Stored entries:
++++
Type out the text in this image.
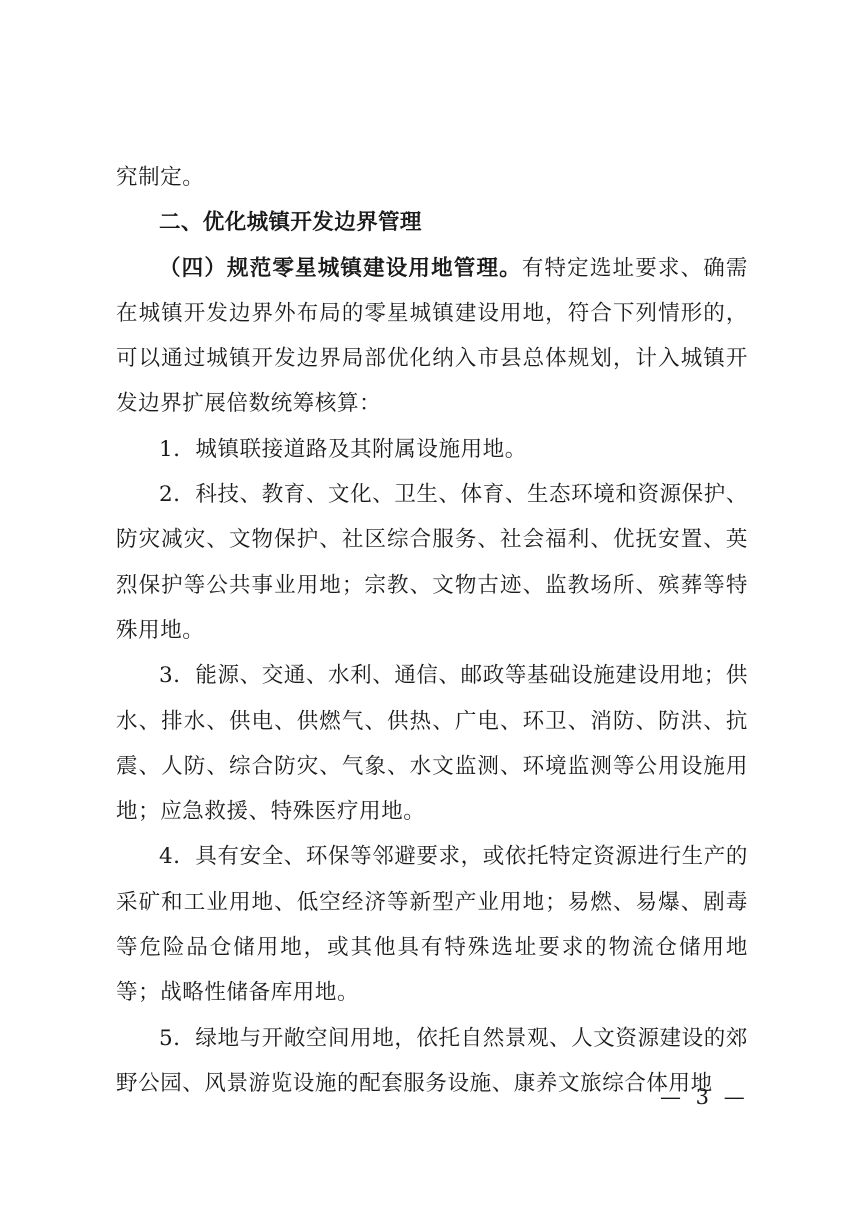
究制定。

二、优化城镇开发边界管理

（四）规范零星城镇建设用地管理。有特定选址要求、确需在城镇开发边界外布局的零星城镇建设用地，符合下列情形的，可以通过城镇开发边界局部优化纳入市县总体规划，计入城镇开发边界扩展倍数统筹核算：

1．城镇联接道路及其附属设施用地。

2．科技、教育、文化、卫生、体育、生态环境和资源保护、防灾减灾、文物保护、社区综合服务、社会福利、优抚安置、英烈保护等公共事业用地；宗教、文物古迹、监教场所、殡葬等特殊用地。

3．能源、交通、水利、通信、邮政等基础设施建设用地；供水、排水、供电、供燃气、供热、广电、环卫、消防、防洪、抗震、人防、综合防灾、气象、水文监测、环境监测等公用设施用地；应急救援、特殊医疗用地。

4．具有安全、环保等邻避要求，或依托特定资源进行生产的采矿和工业用地、低空经济等新型产业用地；易燃、易爆、剧毒等危险品仓储用地，或其他具有特殊选址要求的物流仓储用地等；战略性储备库用地。

5．绿地与开敞空间用地，依托自然景观、人文资源建设的郊野公园、风景游览设施的配套服务设施、康养文旅综合体用地

— 3 —
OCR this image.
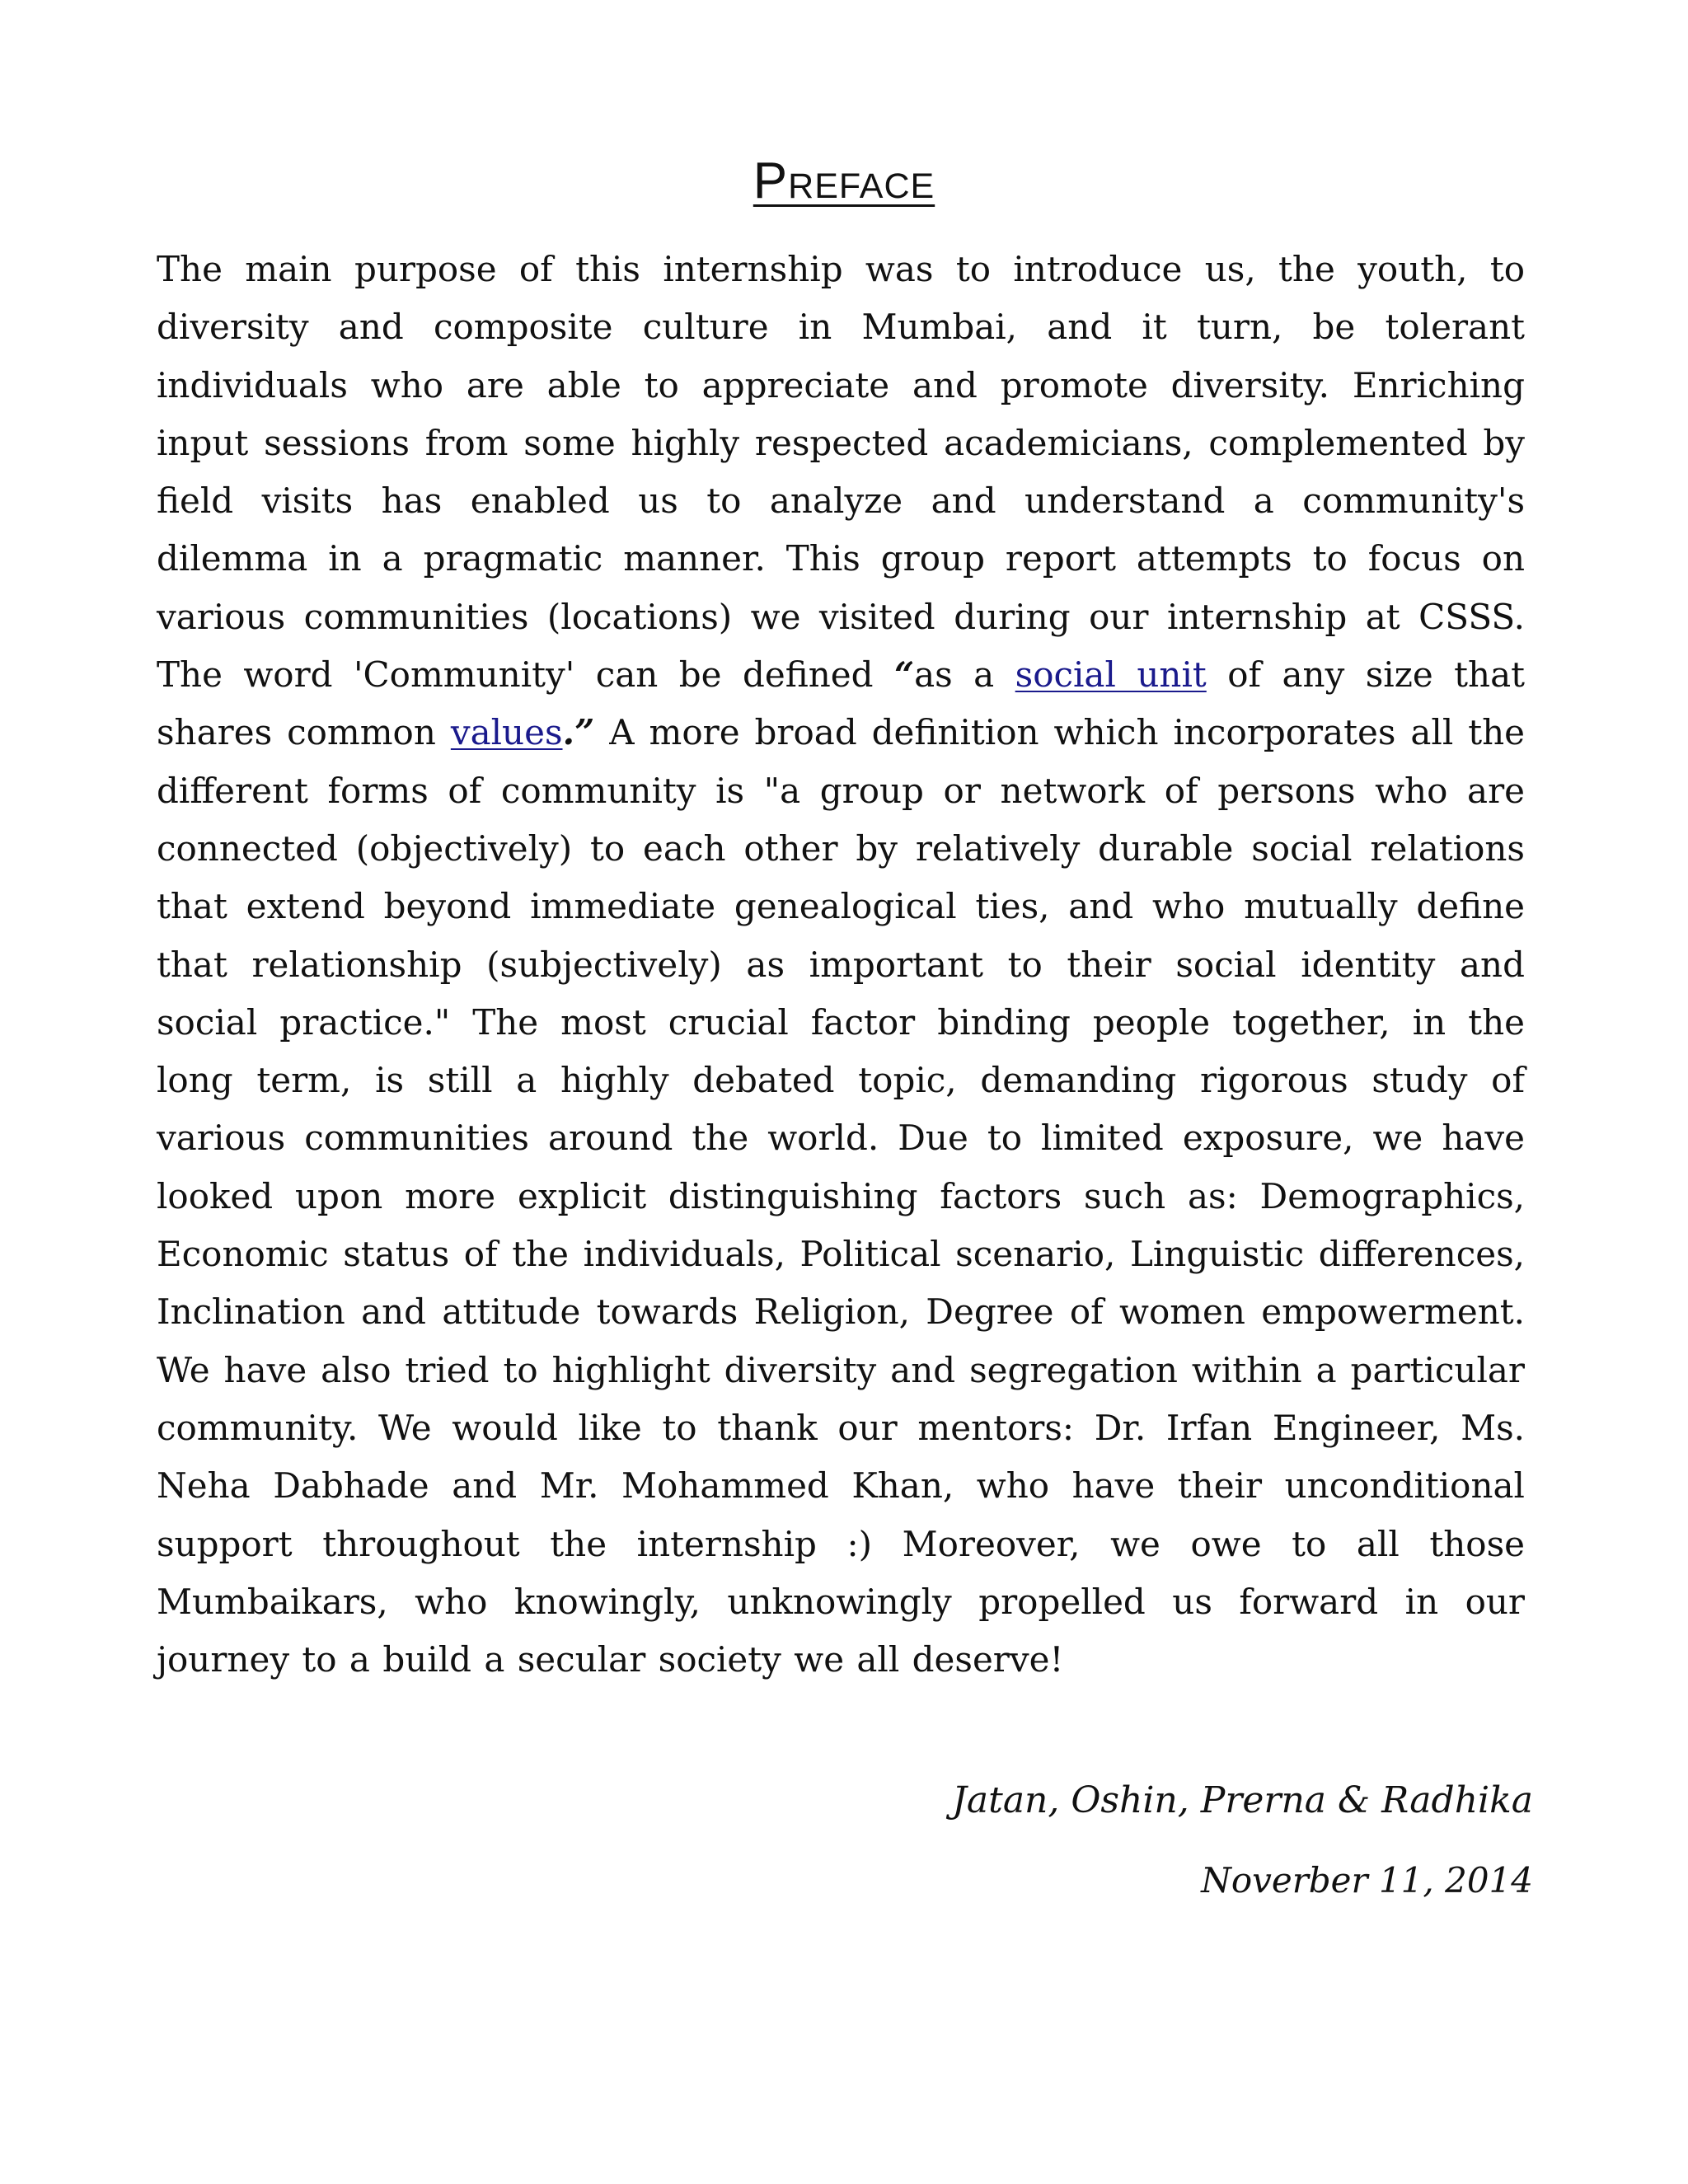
Preface
The main purpose of this internship was to introduce us, the youth, to
diversity and composite culture in Mumbai, and it turn, be tolerant
individuals who are able to appreciate and promote diversity. Enriching
input sessions from some highly respected academicians, complemented by
field visits has enabled us to analyze and understand a community's
dilemma in a pragmatic manner. This group report attempts to focus on
various communities (locations) we visited during our internship at CSSS.
The word 'Community' can be defined “as a social unit of any size that
shares common values.” A more broad definition which incorporates all the
different forms of community is "a group or network of persons who are
connected (objectively) to each other by relatively durable social relations
that extend beyond immediate genealogical ties, and who mutually define
that relationship (subjectively) as important to their social identity and
social practice." The most crucial factor binding people together, in the
long term, is still a highly debated topic, demanding rigorous study of
various communities around the world. Due to limited exposure, we have
looked upon more explicit distinguishing factors such as: Demographics,
Economic status of the individuals, Political scenario, Linguistic differences,
Inclination and attitude towards Religion, Degree of women empowerment.
We have also tried to highlight diversity and segregation within a particular
community. We would like to thank our mentors: Dr. Irfan Engineer, Ms.
Neha Dabhade and Mr. Mohammed Khan, who have their unconditional
support throughout the internship :) Moreover, we owe to all those
Mumbaikars, who knowingly, unknowingly propelled us forward in our
journey to a build a secular society we all deserve!
Jatan, Oshin, Prerna & Radhika
Noverber 11, 2014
++++
Task to complete: Every record above should be transcribed exactly; the pictures stay out of the copy.

Exercise result:
Type out the text in this image.
究制定。

二、优化城镇开发边界管理

（四）规范零星城镇建设用地管理。有特定选址要求、确需在城镇开发边界外布局的零星城镇建设用地，符合下列情形的，可以通过城镇开发边界局部优化纳入市县总体规划，计入城镇开发边界扩展倍数统筹核算：

1．城镇联接道路及其附属设施用地。

2．科技、教育、文化、卫生、体育、生态环境和资源保护、防灾减灾、文物保护、社区综合服务、社会福利、优抚安置、英烈保护等公共事业用地；宗教、文物古迹、监教场所、殡葬等特殊用地。

3．能源、交通、水利、通信、邮政等基础设施建设用地；供水、排水、供电、供燃气、供热、广电、环卫、消防、防洪、抗震、人防、综合防灾、气象、水文监测、环境监测等公用设施用地；应急救援、特殊医疗用地。

4．具有安全、环保等邻避要求，或依托特定资源进行生产的采矿和工业用地、低空经济等新型产业用地；易燃、易爆、剧毒等危险品仓储用地，或其他具有特殊选址要求的物流仓储用地等；战略性储备库用地。

5．绿地与开敞空间用地，依托自然景观、人文资源建设的郊野公园、风景游览设施的配套服务设施、康养文旅综合体用地

— 3 —
OCR this image.
Preface
The main purpose of this internship was to introduce us, the youth, to
diversity and composite culture in Mumbai, and it turn, be tolerant
individuals who are able to appreciate and promote diversity. Enriching
input sessions from some highly respected academicians, complemented by
field visits has enabled us to analyze and understand a community's
dilemma in a pragmatic manner. This group report attempts to focus on
various communities (locations) we visited during our internship at CSSS.
The word 'Community' can be defined “as a social unit of any size that
shares common values.” A more broad definition which incorporates all the
different forms of community is "a group or network of persons who are
connected (objectively) to each other by relatively durable social relations
that extend beyond immediate genealogical ties, and who mutually define
that relationship (subjectively) as important to their social identity and
social practice." The most crucial factor binding people together, in the
long term, is still a highly debated topic, demanding rigorous study of
various communities around the world. Due to limited exposure, we have
looked upon more explicit distinguishing factors such as: Demographics,
Economic status of the individuals, Political scenario, Linguistic differences,
Inclination and attitude towards Religion, Degree of women empowerment.
We have also tried to highlight diversity and segregation within a particular
community. We would like to thank our mentors: Dr. Irfan Engineer, Ms.
Neha Dabhade and Mr. Mohammed Khan, who have their unconditional
support throughout the internship :) Moreover, we owe to all those
Mumbaikars, who knowingly, unknowingly propelled us forward in our
journey to a build a secular society we all deserve!
Jatan, Oshin, Prerna & Radhika
Noverber 11, 2014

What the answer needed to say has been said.